## START PASSAGE PROVIDED

Boxes-dreamstime m 34888483     Yup, that’s the way it feels we’re being treated by shipping companies. Every package or pallet that ships from our warehouse is at the mercy of the carrier, because from the moment it’s picked up to when it’s delivered, hopefully undamaged, on time, and to the correct address, it is completely out of our control. They have the goods, and we the vendor and you the customer don’t. Your package is off on the ride of its life, and we can do nothing but hope and pray that it is safe and sound and not being held hostage or abducted by aliens.

     Our team spends considerable time and effort finding the best, safest, most reliable and most cost-effective way to ship packages, parcels and pallets. So, what could possibly go wrong?

1.      Delivered to the wrong address - Was it incorrectly addressed or delivered incorrectly?

2.      Gets lost altogether - We must prove that we actually shipped the item, that we filed the paperwork correctly, that it was labeled correctly, etc., etc., and this is all before anyone will actually start looking for the package. We recently had to barge our way into a freight distribution center to check all the trailers for our pallet that contained the booth for a show that was opening the next day. We found it all alone in an otherwise empty trailer, forlorn and forgotten.

## END PASSAGE PROVIDED

● DIRECTION 1: In the shipping passage, restate the numbered paragraph beginning "Gets lost altogether" in two or three shorter sentences, keeping its main facts.
● DIRECTION 2: Write the next part of the shipping passage, picking up after its final sentence.
The entries that follow have no connection to the shipping passage.

## START MATERIAL

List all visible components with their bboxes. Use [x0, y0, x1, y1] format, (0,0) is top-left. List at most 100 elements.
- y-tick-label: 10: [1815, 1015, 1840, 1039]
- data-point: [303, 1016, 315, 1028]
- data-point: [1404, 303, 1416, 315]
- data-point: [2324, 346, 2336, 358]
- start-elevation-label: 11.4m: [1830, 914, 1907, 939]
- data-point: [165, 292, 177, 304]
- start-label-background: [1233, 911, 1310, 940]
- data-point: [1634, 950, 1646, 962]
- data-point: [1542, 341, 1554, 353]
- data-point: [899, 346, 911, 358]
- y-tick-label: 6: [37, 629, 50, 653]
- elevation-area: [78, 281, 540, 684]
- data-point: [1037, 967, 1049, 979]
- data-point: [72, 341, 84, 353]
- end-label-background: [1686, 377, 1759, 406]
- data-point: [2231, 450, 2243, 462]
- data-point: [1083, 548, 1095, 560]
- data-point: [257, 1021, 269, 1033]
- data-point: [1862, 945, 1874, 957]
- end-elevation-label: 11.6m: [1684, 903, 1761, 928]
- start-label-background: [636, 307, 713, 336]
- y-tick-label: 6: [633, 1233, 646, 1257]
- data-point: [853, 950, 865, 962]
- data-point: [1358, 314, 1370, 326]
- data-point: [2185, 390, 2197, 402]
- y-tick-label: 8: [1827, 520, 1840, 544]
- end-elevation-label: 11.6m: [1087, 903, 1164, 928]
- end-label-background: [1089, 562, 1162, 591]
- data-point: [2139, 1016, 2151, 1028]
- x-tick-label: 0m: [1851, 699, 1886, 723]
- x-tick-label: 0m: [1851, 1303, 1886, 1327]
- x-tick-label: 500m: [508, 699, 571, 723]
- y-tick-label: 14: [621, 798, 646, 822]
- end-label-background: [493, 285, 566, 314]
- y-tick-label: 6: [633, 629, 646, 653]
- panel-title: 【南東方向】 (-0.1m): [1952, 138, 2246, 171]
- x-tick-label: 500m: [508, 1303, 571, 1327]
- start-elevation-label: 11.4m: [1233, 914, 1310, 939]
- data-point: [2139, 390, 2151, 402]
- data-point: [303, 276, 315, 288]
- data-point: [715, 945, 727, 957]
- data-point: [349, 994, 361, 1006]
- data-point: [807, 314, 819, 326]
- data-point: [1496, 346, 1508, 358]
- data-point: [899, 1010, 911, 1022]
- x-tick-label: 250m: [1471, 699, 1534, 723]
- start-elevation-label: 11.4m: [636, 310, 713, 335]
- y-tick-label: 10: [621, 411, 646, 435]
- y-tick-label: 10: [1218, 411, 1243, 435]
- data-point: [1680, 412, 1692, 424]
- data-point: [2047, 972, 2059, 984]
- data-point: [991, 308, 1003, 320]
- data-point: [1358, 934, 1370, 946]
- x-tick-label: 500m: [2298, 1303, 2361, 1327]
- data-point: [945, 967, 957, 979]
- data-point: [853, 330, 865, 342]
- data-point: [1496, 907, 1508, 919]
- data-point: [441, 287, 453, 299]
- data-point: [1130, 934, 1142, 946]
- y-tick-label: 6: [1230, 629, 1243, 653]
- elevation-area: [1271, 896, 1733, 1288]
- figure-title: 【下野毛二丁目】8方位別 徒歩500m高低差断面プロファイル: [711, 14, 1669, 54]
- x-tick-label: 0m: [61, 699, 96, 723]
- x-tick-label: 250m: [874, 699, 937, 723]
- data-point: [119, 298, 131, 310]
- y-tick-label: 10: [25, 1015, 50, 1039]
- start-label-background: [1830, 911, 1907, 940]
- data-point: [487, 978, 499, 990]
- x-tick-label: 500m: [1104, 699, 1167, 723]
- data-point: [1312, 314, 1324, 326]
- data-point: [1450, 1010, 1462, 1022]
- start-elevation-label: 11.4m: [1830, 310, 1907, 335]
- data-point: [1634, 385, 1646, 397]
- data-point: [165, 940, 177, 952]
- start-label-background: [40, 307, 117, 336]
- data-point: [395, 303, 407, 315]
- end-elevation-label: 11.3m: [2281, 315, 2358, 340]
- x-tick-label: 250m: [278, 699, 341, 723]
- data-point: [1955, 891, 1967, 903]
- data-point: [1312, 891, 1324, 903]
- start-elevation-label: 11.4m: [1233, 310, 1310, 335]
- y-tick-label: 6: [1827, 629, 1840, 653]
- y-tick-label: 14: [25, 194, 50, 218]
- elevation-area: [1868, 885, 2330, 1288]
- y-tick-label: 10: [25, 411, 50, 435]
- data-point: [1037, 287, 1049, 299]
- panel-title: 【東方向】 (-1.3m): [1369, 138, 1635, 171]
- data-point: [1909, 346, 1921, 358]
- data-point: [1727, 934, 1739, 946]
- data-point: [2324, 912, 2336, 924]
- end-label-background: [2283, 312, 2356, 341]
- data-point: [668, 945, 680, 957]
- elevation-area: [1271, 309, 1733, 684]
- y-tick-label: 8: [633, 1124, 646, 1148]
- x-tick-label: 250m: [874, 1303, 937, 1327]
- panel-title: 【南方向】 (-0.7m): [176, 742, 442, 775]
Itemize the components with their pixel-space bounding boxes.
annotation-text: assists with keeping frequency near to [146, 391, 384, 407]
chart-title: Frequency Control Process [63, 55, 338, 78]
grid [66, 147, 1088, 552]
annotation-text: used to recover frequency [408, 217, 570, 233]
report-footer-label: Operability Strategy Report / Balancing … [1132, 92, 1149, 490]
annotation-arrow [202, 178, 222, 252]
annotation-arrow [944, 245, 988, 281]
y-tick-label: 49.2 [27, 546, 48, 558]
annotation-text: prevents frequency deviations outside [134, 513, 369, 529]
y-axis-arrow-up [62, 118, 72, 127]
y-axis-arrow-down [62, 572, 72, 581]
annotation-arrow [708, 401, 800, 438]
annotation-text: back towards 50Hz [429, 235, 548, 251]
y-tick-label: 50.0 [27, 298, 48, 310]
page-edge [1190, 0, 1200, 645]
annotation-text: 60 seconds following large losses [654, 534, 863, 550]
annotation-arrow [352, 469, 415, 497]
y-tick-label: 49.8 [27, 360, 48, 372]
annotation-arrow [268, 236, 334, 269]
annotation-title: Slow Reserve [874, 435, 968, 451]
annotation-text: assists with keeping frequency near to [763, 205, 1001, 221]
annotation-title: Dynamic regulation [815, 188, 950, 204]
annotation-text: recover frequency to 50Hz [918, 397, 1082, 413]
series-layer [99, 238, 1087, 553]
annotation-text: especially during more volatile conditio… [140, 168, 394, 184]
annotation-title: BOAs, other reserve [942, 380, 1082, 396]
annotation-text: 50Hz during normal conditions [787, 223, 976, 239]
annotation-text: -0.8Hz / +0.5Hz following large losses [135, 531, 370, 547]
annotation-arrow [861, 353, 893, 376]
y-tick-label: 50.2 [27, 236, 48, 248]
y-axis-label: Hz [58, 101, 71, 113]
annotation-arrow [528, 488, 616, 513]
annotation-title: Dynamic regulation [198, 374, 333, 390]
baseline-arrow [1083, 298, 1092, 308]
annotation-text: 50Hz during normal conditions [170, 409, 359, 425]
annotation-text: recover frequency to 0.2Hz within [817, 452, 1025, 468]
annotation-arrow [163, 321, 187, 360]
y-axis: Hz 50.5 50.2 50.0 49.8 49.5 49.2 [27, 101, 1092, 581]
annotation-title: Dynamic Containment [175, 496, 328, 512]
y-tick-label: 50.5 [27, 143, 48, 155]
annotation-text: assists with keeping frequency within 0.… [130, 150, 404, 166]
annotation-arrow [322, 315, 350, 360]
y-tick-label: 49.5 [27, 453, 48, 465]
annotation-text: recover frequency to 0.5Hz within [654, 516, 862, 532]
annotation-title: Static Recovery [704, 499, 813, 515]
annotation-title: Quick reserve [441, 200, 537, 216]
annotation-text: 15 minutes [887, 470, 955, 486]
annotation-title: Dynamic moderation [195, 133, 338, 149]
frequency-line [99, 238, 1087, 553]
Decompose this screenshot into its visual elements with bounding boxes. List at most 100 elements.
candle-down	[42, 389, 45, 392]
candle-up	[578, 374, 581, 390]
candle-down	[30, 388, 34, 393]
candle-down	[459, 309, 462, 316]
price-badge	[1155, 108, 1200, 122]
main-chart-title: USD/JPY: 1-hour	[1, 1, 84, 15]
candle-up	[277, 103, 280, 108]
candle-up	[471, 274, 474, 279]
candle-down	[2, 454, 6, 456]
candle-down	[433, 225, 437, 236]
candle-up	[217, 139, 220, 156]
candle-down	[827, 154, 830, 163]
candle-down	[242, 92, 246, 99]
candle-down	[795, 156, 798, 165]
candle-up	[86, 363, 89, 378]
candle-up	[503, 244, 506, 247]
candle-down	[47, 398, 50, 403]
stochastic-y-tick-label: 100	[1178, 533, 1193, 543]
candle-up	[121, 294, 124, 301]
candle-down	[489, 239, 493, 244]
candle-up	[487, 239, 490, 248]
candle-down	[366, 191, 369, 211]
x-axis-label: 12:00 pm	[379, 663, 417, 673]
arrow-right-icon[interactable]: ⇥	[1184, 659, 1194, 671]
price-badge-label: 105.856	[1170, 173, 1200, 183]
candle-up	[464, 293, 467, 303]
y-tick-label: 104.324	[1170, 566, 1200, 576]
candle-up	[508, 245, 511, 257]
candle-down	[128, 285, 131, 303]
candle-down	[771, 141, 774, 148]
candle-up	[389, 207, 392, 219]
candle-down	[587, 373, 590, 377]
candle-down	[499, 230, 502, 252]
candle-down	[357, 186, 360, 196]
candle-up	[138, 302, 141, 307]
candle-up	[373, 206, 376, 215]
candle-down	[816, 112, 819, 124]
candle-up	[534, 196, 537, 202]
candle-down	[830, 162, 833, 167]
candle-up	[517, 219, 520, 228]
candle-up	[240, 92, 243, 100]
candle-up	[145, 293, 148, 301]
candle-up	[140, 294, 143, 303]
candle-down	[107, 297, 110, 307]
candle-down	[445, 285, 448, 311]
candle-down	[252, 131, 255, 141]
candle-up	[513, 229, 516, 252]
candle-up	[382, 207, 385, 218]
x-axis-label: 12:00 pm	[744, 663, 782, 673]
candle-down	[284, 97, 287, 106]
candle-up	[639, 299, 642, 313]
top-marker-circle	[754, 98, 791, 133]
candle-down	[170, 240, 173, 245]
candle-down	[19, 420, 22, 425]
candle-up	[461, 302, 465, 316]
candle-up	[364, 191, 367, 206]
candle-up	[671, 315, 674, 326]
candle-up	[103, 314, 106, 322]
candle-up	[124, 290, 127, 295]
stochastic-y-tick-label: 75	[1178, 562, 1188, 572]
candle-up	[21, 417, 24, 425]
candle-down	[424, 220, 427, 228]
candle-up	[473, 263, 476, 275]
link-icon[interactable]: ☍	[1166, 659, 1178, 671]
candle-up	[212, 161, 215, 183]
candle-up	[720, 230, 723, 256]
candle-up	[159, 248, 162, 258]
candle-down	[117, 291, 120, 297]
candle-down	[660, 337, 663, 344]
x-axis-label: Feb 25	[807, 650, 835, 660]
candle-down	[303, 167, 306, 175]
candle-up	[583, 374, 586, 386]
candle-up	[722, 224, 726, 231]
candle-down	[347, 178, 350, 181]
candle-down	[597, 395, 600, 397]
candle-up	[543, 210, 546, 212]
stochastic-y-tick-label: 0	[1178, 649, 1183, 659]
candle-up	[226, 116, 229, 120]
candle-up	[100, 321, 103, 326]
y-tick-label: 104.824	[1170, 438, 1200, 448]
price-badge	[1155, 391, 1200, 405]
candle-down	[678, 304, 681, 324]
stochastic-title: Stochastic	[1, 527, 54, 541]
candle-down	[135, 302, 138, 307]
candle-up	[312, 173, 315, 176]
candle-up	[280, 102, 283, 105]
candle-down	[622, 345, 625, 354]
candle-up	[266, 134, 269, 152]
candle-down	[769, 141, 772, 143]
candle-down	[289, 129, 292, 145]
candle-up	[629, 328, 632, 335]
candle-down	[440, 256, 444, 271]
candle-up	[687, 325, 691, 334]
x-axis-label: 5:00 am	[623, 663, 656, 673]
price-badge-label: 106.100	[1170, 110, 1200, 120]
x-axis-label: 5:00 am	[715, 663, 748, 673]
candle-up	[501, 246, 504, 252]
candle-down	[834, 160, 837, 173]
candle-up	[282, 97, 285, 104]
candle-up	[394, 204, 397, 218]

## END MATERIAL

● EXERCISE OUTPUT 1: When a package is lost altogether, the vendor must first prove it shipped the item, filed the paperwork correctly and labeled it correctly before anyone starts searching. The team recently had to force its way into a freight distribution center to check every trailer for a pallet holding a booth for a show opening the next day. They found it alone in an otherwise empty trailer.

● EXERCISE OUTPUT 2:
3.      Arrives damaged - This is a fun one! Anyone who has received a shipment from us will no doubt attest to the seemingly excessive packaging and labeling we use as we try to limit any damage in transit. For large, bulky, and/or delicate shipments we even photograph the packages before they are picked up. If damage occurs, the carrier will usually deny any claim stating that it was due to “insufficient packaging.” We use stickers stating “Fragile,” “Heavy,” “This Way Up,” Do Not Double Stack,” etc. In fact, we should have one saying: “Warning - Excessive Sticker Use.” Yes, some of the pick-up drivers snigger and say that we must be mad to think that anyone takes notice of our stickers, but we reply saying hopefully the customer will see that at least we are trying.

4.      Delivered after the deadline - So your overnight package doesn’t arrive the next day. “Oh dear, sorry,” says the carrier, “there’ll be no charge.” At that point your package gets tossed into a pile marked “Loss Maker - No Rush - Low Priority,” and it will then eventually get delivered several days later.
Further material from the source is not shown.